##### Exercise inputs #####

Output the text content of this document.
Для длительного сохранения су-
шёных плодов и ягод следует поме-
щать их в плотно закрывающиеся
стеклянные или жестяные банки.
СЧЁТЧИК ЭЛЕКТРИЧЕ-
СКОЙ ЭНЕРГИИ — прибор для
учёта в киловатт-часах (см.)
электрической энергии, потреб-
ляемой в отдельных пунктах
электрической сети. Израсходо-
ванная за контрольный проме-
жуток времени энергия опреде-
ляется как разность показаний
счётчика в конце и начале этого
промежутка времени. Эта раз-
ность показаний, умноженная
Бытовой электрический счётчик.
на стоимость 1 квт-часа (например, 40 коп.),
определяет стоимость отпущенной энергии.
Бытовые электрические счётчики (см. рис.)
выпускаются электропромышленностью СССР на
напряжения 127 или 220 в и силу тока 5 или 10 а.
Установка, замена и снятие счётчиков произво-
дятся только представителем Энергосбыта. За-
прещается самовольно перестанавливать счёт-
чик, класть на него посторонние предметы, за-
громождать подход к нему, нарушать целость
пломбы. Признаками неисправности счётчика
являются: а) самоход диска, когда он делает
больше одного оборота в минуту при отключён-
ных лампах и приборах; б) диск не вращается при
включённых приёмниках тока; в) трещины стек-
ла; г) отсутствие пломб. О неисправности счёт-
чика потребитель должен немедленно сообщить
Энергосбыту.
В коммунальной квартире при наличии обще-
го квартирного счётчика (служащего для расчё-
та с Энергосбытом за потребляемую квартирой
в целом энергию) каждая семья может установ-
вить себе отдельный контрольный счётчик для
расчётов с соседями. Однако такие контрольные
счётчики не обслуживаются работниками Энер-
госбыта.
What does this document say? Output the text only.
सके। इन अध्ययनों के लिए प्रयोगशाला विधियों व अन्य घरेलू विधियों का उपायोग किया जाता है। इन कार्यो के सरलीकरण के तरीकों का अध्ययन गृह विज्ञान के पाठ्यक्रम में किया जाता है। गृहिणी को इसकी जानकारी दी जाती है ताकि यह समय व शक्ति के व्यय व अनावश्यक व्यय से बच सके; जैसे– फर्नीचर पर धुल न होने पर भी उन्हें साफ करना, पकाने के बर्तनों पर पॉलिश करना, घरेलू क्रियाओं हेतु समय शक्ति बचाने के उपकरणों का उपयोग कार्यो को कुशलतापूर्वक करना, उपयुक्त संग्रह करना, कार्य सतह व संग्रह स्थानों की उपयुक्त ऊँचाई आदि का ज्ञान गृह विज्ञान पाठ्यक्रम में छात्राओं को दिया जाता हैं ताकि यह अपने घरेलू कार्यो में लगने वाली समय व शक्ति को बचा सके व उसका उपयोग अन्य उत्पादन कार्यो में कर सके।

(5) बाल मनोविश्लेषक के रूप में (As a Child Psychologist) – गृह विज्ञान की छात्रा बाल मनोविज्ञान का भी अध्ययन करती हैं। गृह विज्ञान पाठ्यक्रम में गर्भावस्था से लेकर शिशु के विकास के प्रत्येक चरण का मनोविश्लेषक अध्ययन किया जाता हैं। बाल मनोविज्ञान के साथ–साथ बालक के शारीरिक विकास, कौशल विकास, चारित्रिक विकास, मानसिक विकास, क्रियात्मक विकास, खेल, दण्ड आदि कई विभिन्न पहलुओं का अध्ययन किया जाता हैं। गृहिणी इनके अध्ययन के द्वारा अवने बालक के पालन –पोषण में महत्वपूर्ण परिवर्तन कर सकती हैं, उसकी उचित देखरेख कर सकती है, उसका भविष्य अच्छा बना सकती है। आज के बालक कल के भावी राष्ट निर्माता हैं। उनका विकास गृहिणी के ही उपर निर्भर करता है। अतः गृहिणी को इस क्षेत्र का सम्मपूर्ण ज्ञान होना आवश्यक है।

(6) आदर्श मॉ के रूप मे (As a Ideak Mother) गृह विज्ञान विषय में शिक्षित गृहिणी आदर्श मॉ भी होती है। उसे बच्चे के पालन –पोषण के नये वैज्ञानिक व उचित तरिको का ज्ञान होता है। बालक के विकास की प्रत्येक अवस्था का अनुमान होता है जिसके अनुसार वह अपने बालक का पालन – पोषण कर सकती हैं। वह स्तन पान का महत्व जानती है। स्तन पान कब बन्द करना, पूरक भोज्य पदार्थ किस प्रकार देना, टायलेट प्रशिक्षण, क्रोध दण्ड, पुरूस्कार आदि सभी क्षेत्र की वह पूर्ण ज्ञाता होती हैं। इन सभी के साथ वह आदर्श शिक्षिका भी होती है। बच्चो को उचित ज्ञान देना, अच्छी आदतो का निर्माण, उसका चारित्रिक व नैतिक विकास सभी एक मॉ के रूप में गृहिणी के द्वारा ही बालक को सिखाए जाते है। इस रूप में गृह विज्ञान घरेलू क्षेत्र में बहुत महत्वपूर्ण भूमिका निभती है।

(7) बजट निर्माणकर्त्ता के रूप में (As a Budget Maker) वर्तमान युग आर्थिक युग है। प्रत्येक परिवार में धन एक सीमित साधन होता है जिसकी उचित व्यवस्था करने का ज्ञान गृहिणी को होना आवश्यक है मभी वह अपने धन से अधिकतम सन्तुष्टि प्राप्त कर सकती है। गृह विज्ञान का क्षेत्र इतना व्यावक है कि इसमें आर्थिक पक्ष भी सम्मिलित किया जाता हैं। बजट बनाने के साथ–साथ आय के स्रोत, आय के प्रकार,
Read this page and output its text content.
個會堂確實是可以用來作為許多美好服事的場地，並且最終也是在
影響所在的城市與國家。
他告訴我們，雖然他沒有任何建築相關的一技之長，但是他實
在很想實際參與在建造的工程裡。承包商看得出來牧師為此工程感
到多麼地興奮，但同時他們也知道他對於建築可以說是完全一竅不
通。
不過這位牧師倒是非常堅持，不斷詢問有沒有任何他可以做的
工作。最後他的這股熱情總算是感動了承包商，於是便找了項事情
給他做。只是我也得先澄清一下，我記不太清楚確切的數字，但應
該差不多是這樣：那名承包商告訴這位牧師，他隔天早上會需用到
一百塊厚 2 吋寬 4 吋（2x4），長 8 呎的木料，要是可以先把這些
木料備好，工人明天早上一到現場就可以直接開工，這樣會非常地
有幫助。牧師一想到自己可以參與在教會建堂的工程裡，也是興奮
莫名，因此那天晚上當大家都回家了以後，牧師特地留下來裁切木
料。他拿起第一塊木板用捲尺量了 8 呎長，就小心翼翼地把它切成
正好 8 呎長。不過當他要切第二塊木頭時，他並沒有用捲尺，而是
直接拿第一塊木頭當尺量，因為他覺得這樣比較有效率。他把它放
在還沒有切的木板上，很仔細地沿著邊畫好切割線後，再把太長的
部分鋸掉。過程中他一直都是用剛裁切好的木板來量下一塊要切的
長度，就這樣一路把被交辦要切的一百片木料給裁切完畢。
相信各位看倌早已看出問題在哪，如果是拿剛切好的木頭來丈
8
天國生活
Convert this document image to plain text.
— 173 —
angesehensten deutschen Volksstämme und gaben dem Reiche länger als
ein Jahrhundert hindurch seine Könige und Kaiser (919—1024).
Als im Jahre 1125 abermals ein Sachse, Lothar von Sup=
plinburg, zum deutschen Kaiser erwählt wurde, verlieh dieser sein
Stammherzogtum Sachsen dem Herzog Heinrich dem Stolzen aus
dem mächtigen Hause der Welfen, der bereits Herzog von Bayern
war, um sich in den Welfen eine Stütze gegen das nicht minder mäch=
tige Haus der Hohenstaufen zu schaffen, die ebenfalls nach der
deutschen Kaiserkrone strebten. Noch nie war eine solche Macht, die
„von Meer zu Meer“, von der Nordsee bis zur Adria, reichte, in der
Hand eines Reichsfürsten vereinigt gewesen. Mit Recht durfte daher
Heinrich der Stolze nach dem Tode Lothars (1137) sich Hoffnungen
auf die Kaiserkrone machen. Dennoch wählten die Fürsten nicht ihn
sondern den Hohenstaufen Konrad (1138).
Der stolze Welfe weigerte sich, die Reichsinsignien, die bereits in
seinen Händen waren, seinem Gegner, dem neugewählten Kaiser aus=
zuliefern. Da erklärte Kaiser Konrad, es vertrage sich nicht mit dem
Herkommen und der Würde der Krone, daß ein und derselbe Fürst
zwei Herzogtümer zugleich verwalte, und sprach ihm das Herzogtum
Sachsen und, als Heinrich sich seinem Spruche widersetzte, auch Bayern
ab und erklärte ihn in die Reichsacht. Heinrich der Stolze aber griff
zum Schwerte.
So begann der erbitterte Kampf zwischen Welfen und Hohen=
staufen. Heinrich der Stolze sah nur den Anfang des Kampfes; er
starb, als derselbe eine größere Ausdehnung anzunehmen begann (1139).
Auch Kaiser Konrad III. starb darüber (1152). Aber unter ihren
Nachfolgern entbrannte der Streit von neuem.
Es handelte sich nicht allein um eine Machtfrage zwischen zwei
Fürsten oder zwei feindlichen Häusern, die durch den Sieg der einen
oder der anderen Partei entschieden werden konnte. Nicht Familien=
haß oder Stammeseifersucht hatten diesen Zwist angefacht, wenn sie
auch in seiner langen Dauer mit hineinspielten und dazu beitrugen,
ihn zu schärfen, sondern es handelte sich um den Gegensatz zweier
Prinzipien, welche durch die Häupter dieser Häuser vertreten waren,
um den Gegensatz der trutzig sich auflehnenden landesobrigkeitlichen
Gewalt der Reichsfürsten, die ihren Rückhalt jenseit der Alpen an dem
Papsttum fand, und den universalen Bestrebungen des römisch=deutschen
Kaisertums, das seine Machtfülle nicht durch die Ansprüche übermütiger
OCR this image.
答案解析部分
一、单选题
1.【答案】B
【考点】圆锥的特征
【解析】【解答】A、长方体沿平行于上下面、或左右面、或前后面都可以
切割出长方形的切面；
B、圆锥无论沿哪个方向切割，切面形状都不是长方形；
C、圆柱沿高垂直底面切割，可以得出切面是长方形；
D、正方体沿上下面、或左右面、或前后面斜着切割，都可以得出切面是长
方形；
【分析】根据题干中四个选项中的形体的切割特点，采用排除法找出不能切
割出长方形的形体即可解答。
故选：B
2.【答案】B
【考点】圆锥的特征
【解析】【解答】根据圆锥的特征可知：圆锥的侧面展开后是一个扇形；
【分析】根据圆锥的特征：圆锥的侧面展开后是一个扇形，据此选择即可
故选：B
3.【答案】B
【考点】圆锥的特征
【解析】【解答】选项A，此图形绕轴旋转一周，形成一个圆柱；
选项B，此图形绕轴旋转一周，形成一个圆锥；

#####

Gather up the lines containing the word "ihren" from these records and copy them.

Worked answer:
Auch Kaiser Konrad III. starb darüber (1152). Aber unter ihren
Gewalt der Reichsfürsten, die ihren Rückhalt jenseit der Alpen an dem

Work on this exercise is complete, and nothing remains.